▸ **Tekst źródłowy**

___

Wpadka za wpadką. Goście Wojewódzkiego nawet zwiastun mu "spier****li"

Zapowiadając na FB odcinek z udziałem Błażeja Króla i Vanessą Aleksander Wojewódzki wypalił, że "nawet zwiastun potrafią spier***ić". Nie da się ukryć, że był to odcinek dla wymagających widzów.

Błażej Król i Vanessa Aleksander goście programu Kuby Wojewódzkiego
Błażej Król i Vanessa Aleksander goście programu Kuby Wojewódzkiego
Źródło zdjęć: © Instagram

Kto nie zna Błażeja Króla i jego specyficznego sposobu bycia z pewnością przecierał oczy ze zdumienia, na widok nietuzinkowego gościa Kuby Wojewódzkiego. Król, jeden z głosów tegorocznego przeboju Męskiego grania - "Świt", okazał się wyjątkowo trudnym gościem zarówno dla widzów, jak i prowadzącego. - To zaszczyt, że król do nas zawitał - przedstawił swojego pierwszego rozmócę Wojewódzki, pijąc do jego nazwiska. Choć Błażej Król za sprawą słownych lapsusów i dziecięcej wręcz szczerości wydawał się wymarzonym bohaterem show, rozmowa, krótko mówiąc, nie kleiła się. Ani gdy żartowali, ani gdy Wojewódzki starał się być poważny.

Były co prawda zabawne momenty, jak np. wtedy, gdy Król opowiadał, dlaczego sam o sobie mówi, że jest polską wersja Dawida Podsiadły, czy kiedy przyznał się, że jest fanem starych reality-shows i zespołu Ich Troje.

Gwiazdy wspierają protesty kobiet

- Drugi raz oglądam teraz na YouTubie "Jestem jaki jestem" - wyznał muzyk, nie kryjąc zachwytu dawną produkcją TVN.

___

▸ **Polecenie**
Przytocz dosłownie fragment tekstu od słów „Kto nie zna” do słów „się być poważny.”. Korzystaj wyłącznie z powyższego tekstu.

___

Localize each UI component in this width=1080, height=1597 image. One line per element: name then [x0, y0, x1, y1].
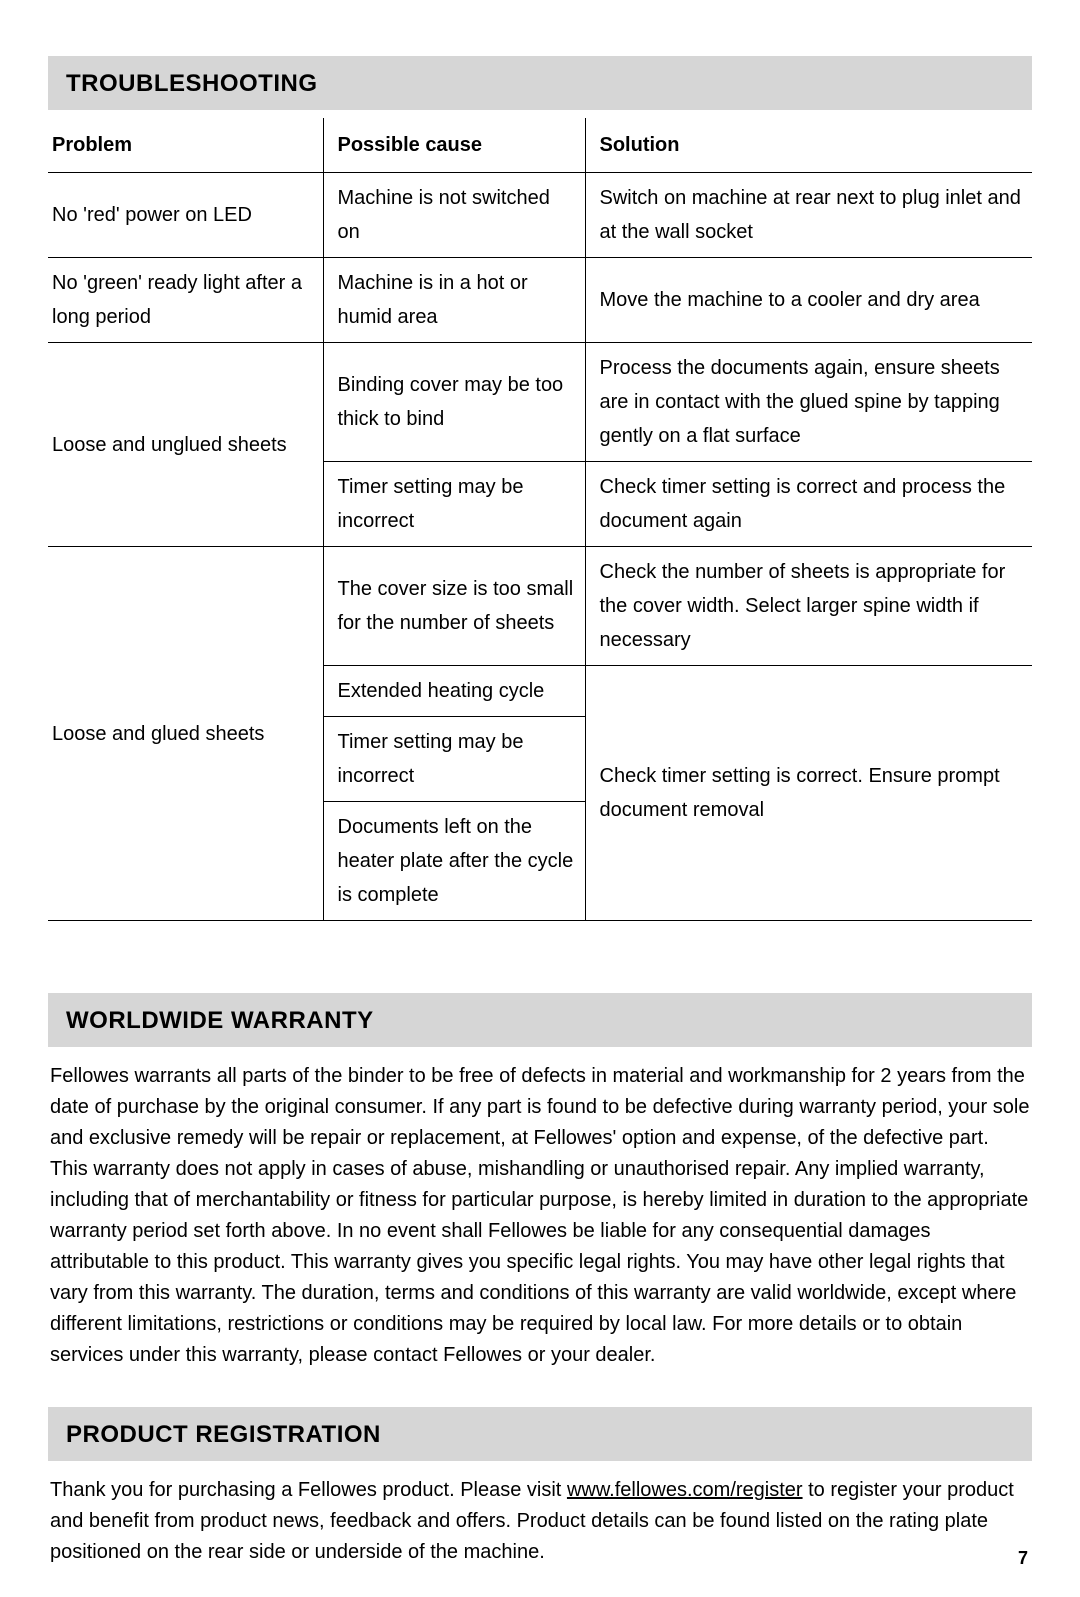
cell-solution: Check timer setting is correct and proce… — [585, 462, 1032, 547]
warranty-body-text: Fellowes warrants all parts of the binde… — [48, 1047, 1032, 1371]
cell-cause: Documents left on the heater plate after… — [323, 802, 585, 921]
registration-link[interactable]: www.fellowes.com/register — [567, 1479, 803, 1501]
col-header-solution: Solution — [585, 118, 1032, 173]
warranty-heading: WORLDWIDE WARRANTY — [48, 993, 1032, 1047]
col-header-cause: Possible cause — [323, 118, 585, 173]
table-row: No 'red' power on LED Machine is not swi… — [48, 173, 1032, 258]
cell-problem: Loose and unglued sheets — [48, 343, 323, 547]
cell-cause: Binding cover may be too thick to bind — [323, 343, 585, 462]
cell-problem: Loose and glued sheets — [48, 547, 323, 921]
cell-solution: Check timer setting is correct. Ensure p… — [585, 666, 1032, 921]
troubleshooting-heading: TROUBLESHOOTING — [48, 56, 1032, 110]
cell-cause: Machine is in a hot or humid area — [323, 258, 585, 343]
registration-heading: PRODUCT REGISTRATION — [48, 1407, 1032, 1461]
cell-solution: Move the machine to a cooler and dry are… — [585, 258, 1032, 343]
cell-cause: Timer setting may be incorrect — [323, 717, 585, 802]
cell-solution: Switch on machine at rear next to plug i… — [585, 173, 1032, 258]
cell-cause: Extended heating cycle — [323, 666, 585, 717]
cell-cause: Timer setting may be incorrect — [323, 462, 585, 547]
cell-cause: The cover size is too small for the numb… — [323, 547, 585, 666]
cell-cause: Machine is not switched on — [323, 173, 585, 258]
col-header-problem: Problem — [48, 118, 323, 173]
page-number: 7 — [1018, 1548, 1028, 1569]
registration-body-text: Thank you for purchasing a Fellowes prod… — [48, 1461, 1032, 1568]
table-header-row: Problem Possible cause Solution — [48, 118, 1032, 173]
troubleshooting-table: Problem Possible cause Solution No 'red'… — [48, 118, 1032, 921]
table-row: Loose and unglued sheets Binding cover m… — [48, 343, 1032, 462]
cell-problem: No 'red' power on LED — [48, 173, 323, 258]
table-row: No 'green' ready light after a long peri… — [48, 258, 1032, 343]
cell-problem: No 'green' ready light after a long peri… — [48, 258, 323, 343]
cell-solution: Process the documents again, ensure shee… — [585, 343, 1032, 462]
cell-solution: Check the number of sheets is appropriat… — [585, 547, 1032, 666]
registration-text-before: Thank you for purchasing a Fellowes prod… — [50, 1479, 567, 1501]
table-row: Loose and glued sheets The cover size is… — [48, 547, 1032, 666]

___

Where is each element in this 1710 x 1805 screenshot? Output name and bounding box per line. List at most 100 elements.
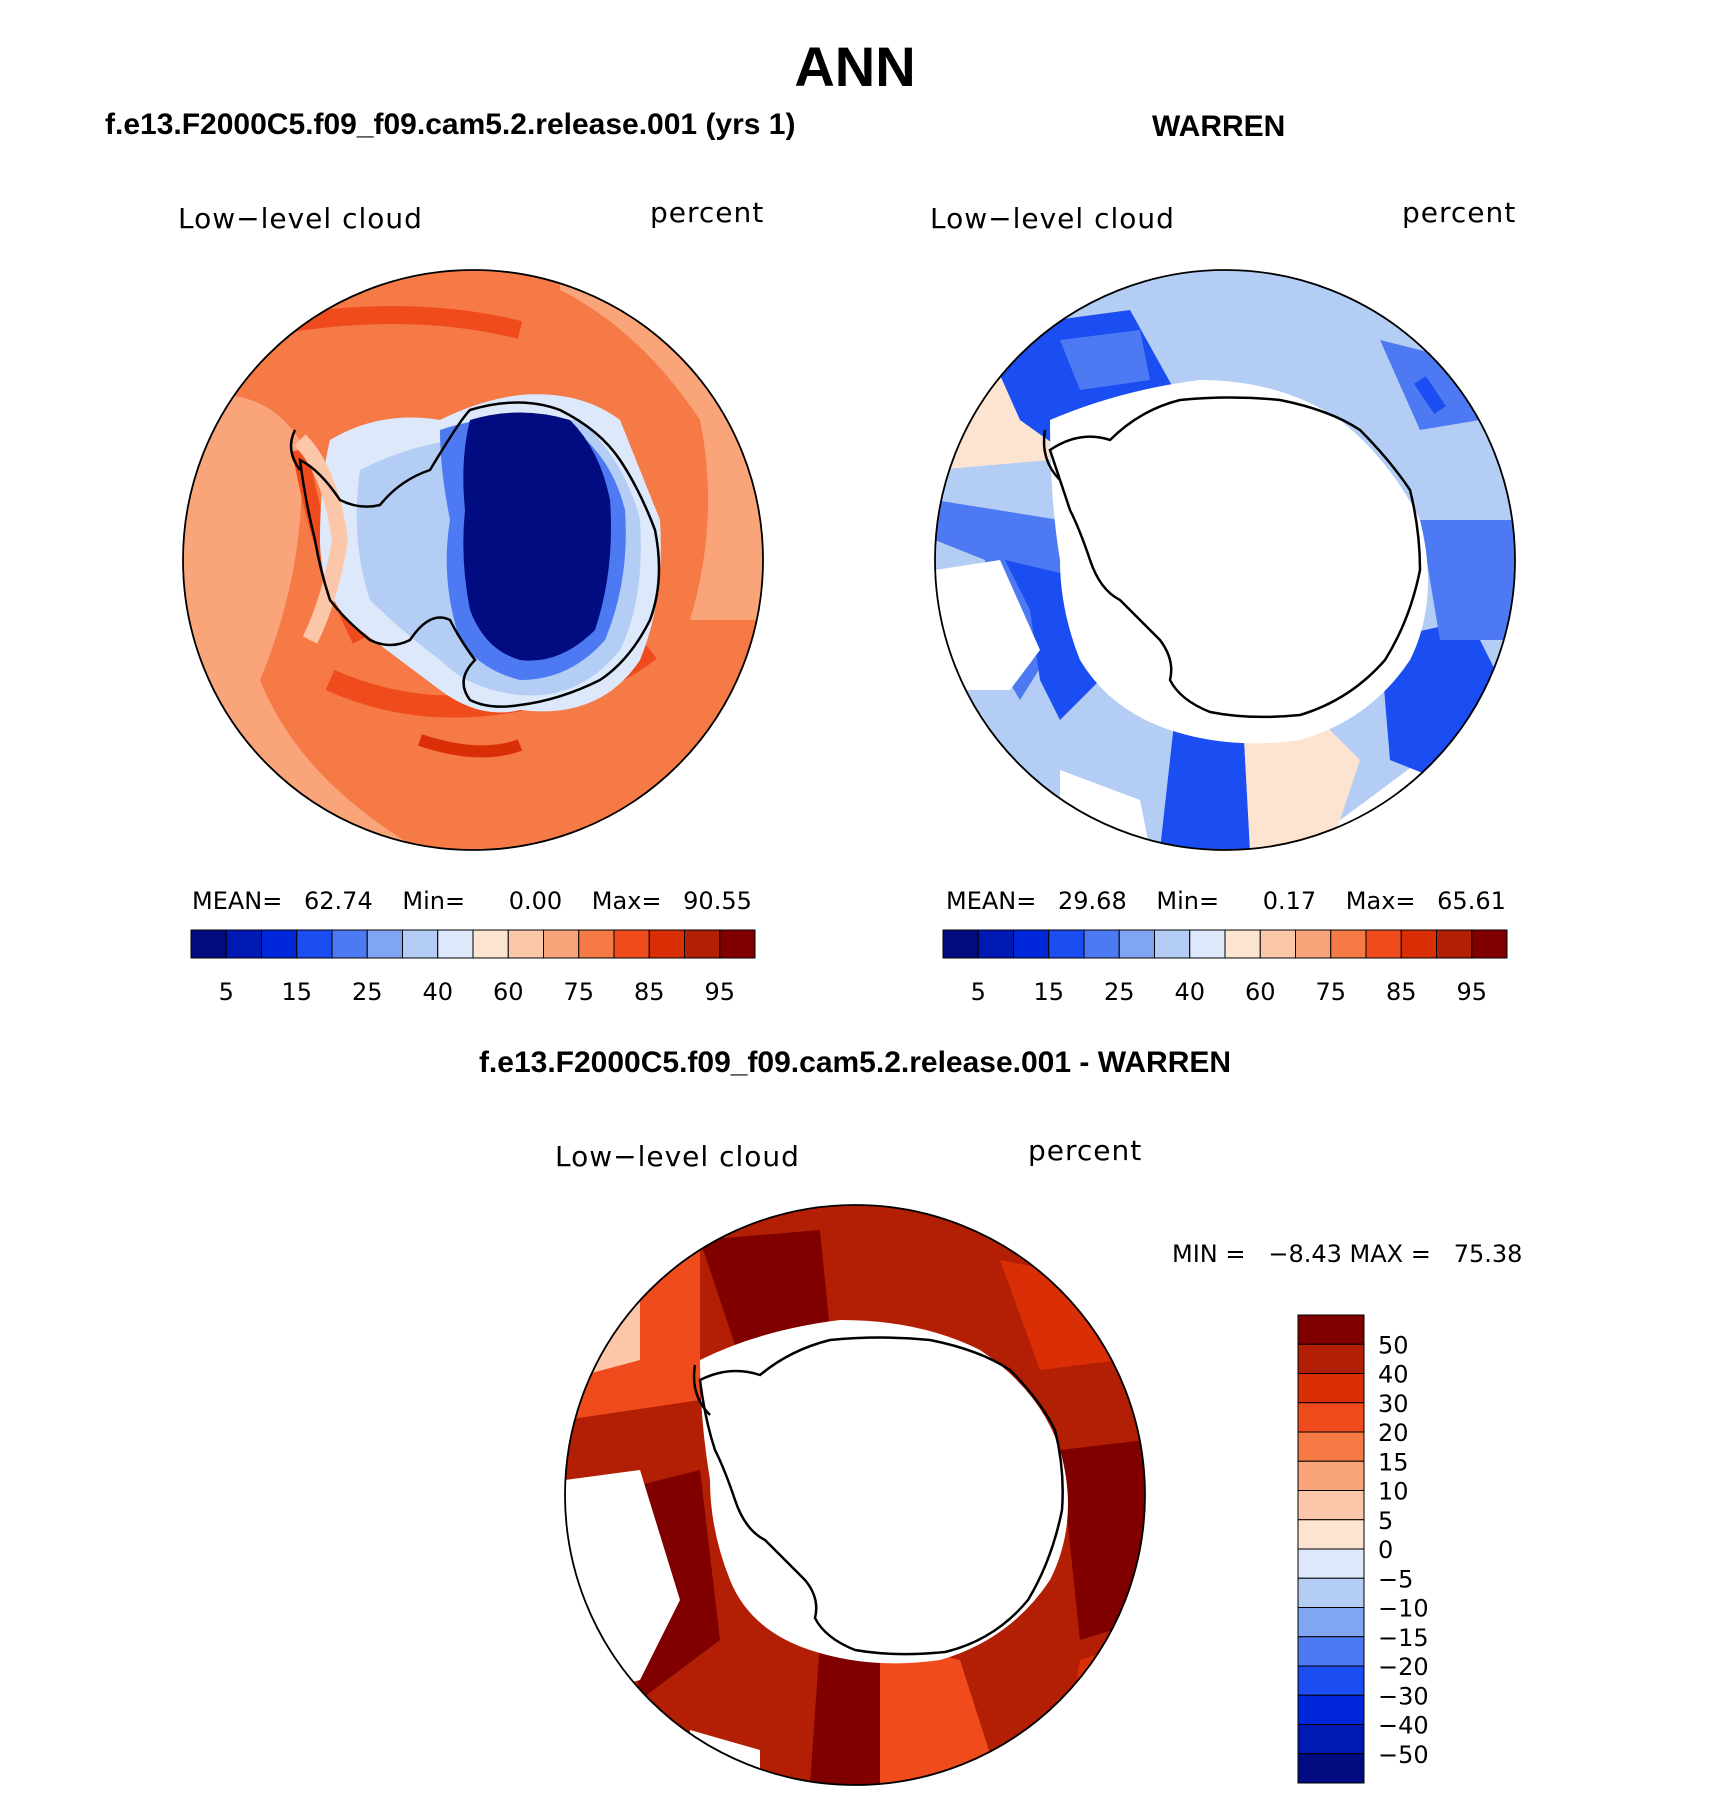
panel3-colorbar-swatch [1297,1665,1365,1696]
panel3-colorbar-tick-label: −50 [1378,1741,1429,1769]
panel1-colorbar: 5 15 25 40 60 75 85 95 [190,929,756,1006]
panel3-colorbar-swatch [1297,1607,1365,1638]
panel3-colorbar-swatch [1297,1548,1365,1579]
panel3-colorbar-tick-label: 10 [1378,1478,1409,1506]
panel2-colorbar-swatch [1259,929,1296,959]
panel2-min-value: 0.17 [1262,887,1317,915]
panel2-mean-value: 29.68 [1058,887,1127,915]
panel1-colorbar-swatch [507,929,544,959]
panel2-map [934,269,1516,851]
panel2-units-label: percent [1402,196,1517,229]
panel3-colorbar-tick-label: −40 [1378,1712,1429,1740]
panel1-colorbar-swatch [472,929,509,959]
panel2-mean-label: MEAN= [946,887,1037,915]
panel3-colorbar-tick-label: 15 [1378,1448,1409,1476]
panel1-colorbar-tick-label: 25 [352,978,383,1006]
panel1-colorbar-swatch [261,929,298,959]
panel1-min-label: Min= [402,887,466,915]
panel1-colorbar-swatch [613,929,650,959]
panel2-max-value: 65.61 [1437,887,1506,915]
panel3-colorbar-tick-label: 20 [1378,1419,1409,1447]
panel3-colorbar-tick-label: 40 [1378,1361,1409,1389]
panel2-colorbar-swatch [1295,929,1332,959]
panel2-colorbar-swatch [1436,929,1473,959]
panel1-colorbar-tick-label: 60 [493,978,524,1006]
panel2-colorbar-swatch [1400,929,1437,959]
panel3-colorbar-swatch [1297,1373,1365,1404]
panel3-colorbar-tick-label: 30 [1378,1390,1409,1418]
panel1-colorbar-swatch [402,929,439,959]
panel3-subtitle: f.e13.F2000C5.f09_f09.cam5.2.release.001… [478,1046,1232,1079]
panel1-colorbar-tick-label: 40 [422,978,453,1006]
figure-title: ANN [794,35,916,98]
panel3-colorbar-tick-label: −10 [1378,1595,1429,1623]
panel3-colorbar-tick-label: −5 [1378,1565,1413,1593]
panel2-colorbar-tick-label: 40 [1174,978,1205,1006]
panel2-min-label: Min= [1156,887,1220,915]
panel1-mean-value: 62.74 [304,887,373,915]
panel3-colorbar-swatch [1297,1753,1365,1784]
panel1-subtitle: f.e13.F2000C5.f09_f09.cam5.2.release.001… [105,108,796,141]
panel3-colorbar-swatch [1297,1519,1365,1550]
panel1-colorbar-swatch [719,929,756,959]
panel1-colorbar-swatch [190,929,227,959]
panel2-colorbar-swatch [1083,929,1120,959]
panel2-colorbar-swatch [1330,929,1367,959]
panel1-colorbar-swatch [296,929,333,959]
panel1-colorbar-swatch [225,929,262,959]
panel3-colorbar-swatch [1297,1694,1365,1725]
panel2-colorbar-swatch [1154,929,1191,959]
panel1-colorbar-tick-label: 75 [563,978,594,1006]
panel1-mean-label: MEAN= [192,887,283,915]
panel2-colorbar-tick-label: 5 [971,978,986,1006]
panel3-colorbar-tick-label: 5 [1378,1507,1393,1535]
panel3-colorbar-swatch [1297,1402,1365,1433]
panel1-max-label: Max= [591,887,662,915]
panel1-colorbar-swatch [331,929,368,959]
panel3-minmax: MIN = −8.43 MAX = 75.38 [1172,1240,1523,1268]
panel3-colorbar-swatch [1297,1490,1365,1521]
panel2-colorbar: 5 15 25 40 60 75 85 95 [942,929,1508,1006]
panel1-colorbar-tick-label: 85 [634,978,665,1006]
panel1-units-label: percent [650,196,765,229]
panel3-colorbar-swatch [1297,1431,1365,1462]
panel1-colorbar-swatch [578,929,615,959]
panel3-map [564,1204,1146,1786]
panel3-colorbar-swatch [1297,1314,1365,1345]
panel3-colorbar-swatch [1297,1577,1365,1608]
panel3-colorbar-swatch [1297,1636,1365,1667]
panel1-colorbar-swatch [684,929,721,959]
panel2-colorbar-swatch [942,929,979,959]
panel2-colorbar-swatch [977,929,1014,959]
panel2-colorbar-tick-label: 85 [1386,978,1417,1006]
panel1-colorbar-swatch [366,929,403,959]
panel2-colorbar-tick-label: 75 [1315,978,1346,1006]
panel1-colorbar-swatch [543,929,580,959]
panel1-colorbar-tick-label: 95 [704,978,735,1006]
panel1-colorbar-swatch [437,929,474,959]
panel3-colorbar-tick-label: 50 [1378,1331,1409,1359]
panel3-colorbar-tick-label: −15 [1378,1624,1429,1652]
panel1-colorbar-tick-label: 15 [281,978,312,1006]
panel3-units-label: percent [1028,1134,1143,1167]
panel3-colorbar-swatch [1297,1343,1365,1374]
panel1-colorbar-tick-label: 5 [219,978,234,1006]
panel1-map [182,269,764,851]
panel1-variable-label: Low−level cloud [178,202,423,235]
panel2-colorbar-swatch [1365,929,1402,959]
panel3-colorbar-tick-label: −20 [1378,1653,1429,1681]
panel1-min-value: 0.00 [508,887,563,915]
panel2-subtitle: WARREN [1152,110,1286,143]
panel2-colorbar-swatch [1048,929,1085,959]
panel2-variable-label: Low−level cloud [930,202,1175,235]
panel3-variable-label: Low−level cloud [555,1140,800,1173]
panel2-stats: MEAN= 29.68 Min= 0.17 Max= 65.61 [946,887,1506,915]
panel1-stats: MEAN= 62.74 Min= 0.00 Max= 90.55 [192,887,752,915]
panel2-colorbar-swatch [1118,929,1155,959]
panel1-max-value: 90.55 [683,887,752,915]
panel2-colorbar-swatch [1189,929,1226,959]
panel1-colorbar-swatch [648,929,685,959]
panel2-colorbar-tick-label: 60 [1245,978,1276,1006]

___

▸ **Odpowiedź**
Kto nie zna Błażeja Króla i jego specyficznego sposobu bycia z pewnością przecierał oczy ze zdumienia, na widok nietuzinkowego gościa Kuby Wojewódzkiego. Król, jeden z głosów tegorocznego przeboju Męskiego grania - "Świt", okazał się wyjątkowo trudnym gościem zarówno dla widzów, jak i prowadzącego. - To zaszczyt, że król do nas zawitał - przedstawił swojego pierwszego rozmócę Wojewódzki, pijąc do jego nazwiska. Choć Błażej Król za sprawą słownych lapsusów i dziecięcej wręcz szczerości wydawał się wymarzonym bohaterem show, rozmowa, krótko mówiąc, nie kleiła się. Ani gdy żartowali, ani gdy Wojewódzki starał się być poważny.